## Job
For the listing underneath, give the count of lines containing the string "title" and nothing further.
--- START ---
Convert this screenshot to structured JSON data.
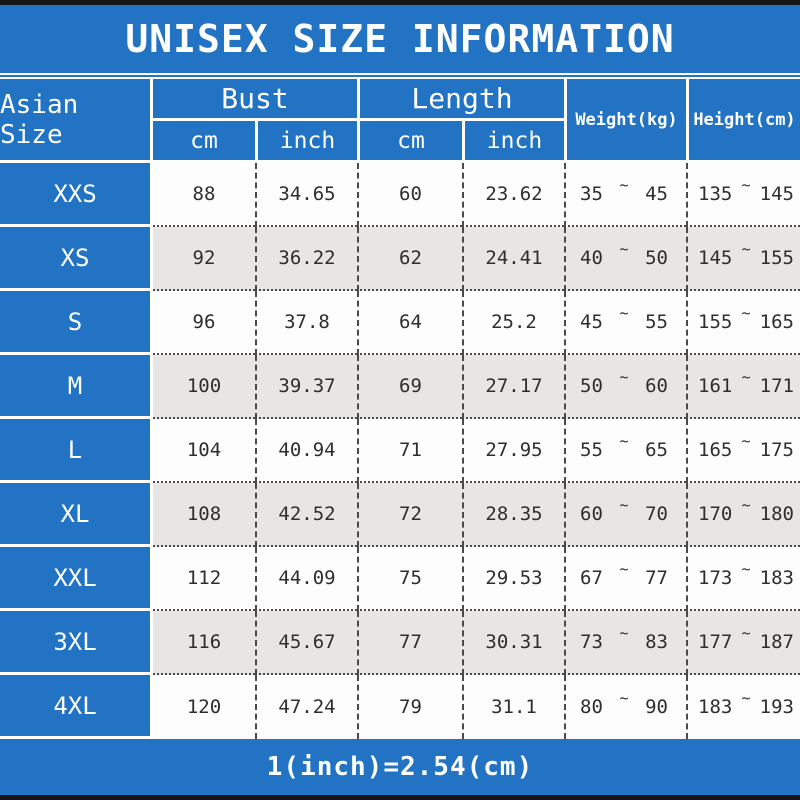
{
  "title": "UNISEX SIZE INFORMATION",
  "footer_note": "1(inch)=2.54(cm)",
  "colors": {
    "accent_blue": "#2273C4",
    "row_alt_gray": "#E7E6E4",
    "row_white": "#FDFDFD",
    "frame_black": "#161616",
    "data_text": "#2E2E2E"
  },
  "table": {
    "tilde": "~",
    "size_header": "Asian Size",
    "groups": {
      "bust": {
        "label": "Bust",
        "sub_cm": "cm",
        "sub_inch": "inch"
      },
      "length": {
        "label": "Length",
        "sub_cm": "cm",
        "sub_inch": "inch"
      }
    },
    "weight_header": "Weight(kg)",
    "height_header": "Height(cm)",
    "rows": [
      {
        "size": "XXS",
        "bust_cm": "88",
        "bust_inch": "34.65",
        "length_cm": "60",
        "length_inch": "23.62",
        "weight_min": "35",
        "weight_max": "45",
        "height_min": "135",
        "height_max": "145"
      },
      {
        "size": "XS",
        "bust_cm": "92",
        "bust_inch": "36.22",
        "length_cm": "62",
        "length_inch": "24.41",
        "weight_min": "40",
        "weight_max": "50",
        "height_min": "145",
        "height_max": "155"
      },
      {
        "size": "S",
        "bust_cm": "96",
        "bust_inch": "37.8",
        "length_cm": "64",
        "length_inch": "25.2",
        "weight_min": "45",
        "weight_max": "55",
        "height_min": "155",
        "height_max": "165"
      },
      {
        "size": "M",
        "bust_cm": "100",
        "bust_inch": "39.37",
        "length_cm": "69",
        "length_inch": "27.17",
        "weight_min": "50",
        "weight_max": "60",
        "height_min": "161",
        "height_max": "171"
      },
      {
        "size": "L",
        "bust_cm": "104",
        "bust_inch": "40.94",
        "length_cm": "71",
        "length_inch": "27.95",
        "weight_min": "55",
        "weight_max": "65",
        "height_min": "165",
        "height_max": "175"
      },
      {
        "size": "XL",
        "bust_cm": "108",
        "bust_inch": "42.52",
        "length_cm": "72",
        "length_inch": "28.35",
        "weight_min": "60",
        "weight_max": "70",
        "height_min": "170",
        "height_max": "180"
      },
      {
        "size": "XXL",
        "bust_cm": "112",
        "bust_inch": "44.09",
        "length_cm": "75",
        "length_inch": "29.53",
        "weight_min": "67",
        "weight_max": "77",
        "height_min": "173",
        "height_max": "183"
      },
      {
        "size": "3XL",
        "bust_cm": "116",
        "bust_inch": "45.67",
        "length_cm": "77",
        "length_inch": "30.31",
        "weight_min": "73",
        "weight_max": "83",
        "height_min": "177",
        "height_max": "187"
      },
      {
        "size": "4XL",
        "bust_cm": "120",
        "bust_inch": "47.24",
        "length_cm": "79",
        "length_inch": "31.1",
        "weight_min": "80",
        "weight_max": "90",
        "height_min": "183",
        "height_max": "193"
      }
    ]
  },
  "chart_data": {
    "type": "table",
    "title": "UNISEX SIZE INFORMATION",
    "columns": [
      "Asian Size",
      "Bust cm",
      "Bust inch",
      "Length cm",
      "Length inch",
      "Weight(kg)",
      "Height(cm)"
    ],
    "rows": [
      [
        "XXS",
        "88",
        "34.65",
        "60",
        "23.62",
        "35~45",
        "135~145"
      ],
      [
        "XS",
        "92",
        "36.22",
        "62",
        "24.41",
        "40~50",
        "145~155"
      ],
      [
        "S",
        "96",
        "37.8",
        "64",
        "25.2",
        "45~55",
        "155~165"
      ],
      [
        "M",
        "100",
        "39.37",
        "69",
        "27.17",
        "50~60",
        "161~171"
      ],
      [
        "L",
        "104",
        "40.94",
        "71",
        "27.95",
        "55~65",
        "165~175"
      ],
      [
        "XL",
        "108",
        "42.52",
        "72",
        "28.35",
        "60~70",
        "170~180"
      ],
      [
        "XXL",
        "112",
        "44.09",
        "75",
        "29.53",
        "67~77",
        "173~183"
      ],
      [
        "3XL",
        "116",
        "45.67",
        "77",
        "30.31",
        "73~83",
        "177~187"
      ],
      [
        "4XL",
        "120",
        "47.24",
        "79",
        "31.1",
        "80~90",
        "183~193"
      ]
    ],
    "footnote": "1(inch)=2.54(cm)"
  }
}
--- END ---
--- START ---
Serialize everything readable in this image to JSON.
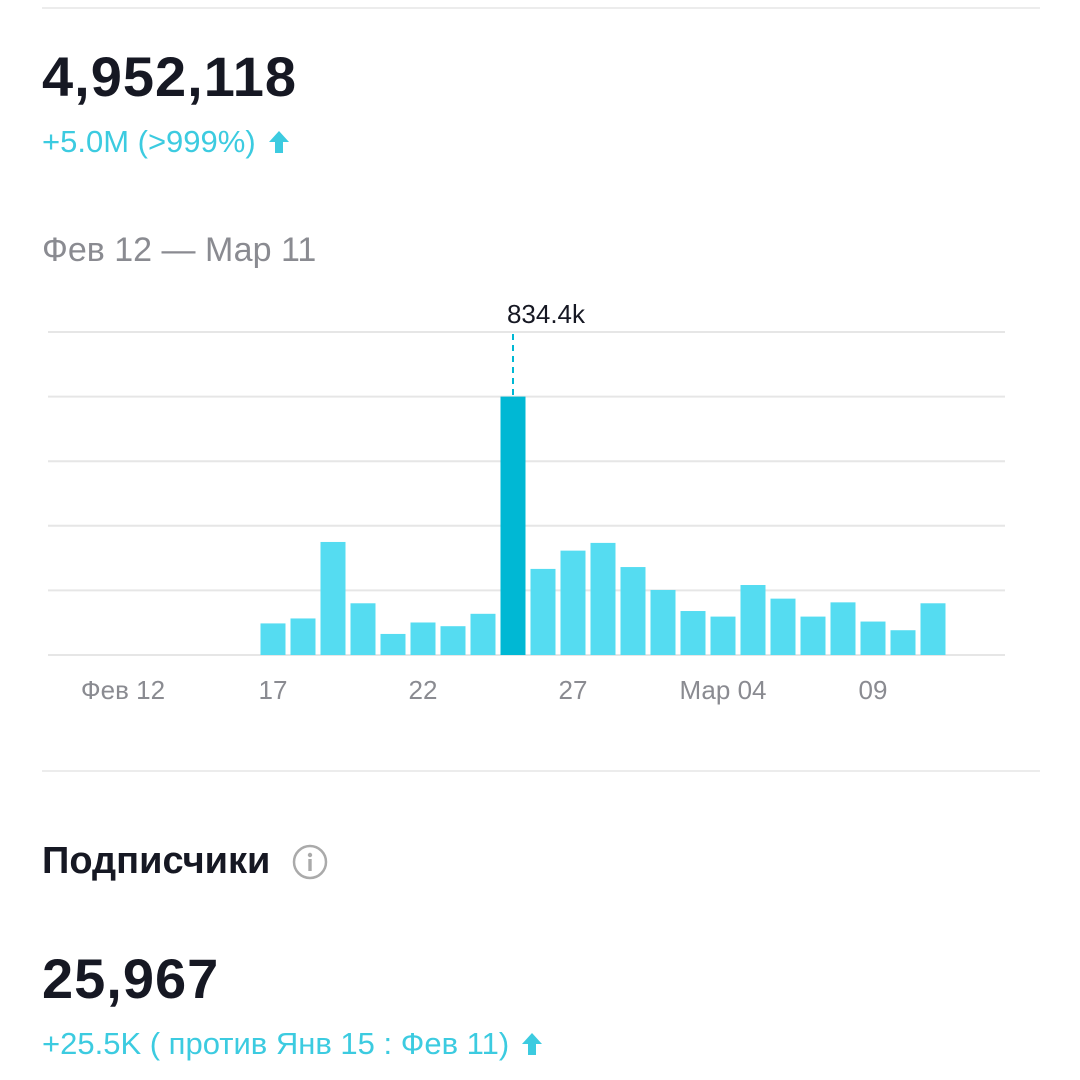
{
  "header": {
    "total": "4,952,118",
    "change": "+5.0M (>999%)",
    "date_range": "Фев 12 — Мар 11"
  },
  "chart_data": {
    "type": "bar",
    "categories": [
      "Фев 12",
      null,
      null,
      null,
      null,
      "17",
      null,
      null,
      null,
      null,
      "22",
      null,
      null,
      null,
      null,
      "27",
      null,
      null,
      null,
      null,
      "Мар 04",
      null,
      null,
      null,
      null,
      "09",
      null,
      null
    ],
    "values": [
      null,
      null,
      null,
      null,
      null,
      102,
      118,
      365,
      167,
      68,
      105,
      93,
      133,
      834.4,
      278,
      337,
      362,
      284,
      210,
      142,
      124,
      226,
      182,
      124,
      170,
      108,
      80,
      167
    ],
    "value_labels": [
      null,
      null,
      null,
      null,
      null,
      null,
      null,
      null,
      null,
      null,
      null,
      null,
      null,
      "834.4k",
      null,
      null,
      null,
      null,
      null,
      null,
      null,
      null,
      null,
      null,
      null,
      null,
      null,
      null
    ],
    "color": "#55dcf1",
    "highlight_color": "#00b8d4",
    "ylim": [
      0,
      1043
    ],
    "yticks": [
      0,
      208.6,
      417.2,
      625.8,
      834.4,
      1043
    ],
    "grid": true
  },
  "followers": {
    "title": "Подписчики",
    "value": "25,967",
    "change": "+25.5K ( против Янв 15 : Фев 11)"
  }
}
--- END ---
## Finished exercise
3